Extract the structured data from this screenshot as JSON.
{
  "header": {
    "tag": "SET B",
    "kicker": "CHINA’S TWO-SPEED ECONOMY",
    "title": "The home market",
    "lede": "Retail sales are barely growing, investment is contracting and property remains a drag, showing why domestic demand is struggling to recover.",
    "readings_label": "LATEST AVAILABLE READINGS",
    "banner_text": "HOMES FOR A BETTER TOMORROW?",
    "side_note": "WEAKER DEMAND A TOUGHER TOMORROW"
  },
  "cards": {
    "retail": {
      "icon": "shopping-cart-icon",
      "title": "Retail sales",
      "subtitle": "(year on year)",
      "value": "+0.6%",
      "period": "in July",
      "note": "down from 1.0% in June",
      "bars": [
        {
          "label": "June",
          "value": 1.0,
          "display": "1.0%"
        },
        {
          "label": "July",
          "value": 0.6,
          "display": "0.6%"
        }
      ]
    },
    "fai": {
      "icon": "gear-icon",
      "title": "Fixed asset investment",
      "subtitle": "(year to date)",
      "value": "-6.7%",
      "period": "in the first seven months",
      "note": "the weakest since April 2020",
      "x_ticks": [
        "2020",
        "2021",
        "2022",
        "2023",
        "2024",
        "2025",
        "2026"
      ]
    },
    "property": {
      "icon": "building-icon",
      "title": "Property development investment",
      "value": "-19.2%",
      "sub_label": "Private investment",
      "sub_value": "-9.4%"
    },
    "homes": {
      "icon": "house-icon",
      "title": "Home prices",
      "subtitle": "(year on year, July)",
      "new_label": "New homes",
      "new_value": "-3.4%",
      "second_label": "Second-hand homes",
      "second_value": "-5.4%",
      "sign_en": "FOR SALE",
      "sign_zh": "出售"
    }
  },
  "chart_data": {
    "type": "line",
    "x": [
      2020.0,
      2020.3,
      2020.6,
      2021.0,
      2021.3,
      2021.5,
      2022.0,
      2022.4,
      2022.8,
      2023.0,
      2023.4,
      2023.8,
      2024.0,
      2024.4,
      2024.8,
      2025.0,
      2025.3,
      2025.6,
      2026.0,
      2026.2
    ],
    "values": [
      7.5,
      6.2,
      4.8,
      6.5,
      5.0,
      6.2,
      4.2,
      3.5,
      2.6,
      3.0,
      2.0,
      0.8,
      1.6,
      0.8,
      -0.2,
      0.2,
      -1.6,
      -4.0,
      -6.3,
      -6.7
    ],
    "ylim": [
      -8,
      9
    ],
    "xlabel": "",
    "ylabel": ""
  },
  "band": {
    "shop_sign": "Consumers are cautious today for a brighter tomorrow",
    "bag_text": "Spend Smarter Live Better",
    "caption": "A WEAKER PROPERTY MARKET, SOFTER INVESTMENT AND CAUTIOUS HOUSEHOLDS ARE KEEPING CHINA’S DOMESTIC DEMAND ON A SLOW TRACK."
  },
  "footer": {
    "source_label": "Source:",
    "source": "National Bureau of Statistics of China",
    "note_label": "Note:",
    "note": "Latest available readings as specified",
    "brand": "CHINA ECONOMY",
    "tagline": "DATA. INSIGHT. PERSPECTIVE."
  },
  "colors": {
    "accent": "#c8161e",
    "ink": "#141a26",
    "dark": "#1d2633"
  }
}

--------------------------------------------------

## WHAT TO WORK ON:
Extract each line of the material exactly as it stands.

## THE ANSWER:
Extract the structured data from this screenshot as JSON.
{
  "header": {
    "tag": "SET B",
    "kicker": "CHINA’S TWO-SPEED ECONOMY",
    "title": "The home market",
    "lede": "Retail sales are barely growing, investment is contracting and property remains a drag, showing why domestic demand is struggling to recover.",
    "readings_label": "LATEST AVAILABLE READINGS",
    "banner_text": "HOMES FOR A BETTER TOMORROW?",
    "side_note": "WEAKER DEMAND A TOUGHER TOMORROW"
  },
  "cards": {
    "retail": {
      "icon": "shopping-cart-icon",
      "title": "Retail sales",
      "subtitle": "(year on year)",
      "value": "+0.6%",
      "period": "in July",
      "note": "down from 1.0% in June",
      "bars": [
        {
          "label": "June",
          "value": 1.0,
          "display": "1.0%"
        },
        {
          "label": "July",
          "value": 0.6,
          "display": "0.6%"
        }
      ]
    },
    "fai": {
      "icon": "gear-icon",
      "title": "Fixed asset investment",
      "subtitle": "(year to date)",
      "value": "-6.7%",
      "period": "in the first seven months",
      "note": "the weakest since April 2020",
      "x_ticks": [
        "2020",
        "2021",
        "2022",
        "2023",
        "2024",
        "2025",
        "2026"
      ]
    },
    "property": {
      "icon": "building-icon",
      "title": "Property development investment",
      "value": "-19.2%",
      "sub_label": "Private investment",
      "sub_value": "-9.4%"
    },
    "homes": {
      "icon": "house-icon",
      "title": "Home prices",
      "subtitle": "(year on year, July)",
      "new_label": "New homes",
      "new_value": "-3.4%",
      "second_label": "Second-hand homes",
      "second_value": "-5.4%",
      "sign_en": "FOR SALE",
      "sign_zh": "出售"
    }
  },
  "chart_data": {
    "type": "line",
    "x": [
      2020.0,
      2020.3,
      2020.6,
      2021.0,
      2021.3,
      2021.5,
      2022.0,
      2022.4,
      2022.8,
      2023.0,
      2023.4,
      2023.8,
      2024.0,
      2024.4,
      2024.8,
      2025.0,
      2025.3,
      2025.6,
      2026.0,
      2026.2
    ],
    "values": [
      7.5,
      6.2,
      4.8,
      6.5,
      5.0,
      6.2,
      4.2,
      3.5,
      2.6,
      3.0,
      2.0,
      0.8,
      1.6,
      0.8,
      -0.2,
      0.2,
      -1.6,
      -4.0,
      -6.3,
      -6.7
    ],
    "ylim": [
      -8,
      9
    ],
    "xlabel": "",
    "ylabel": ""
  },
  "band": {
    "shop_sign": "Consumers are cautious today for a brighter tomorrow",
    "bag_text": "Spend Smarter Live Better",
    "caption": "A WEAKER PROPERTY MARKET, SOFTER INVESTMENT AND CAUTIOUS HOUSEHOLDS ARE KEEPING CHINA’S DOMESTIC DEMAND ON A SLOW TRACK."
  },
  "footer": {
    "source_label": "Source:",
    "source": "National Bureau of Statistics of China",
    "note_label": "Note:",
    "note": "Latest available readings as specified",
    "brand": "CHINA ECONOMY",
    "tagline": "DATA. INSIGHT. PERSPECTIVE."
  },
  "colors": {
    "accent": "#c8161e",
    "ink": "#141a26",
    "dark": "#1d2633"
  }
}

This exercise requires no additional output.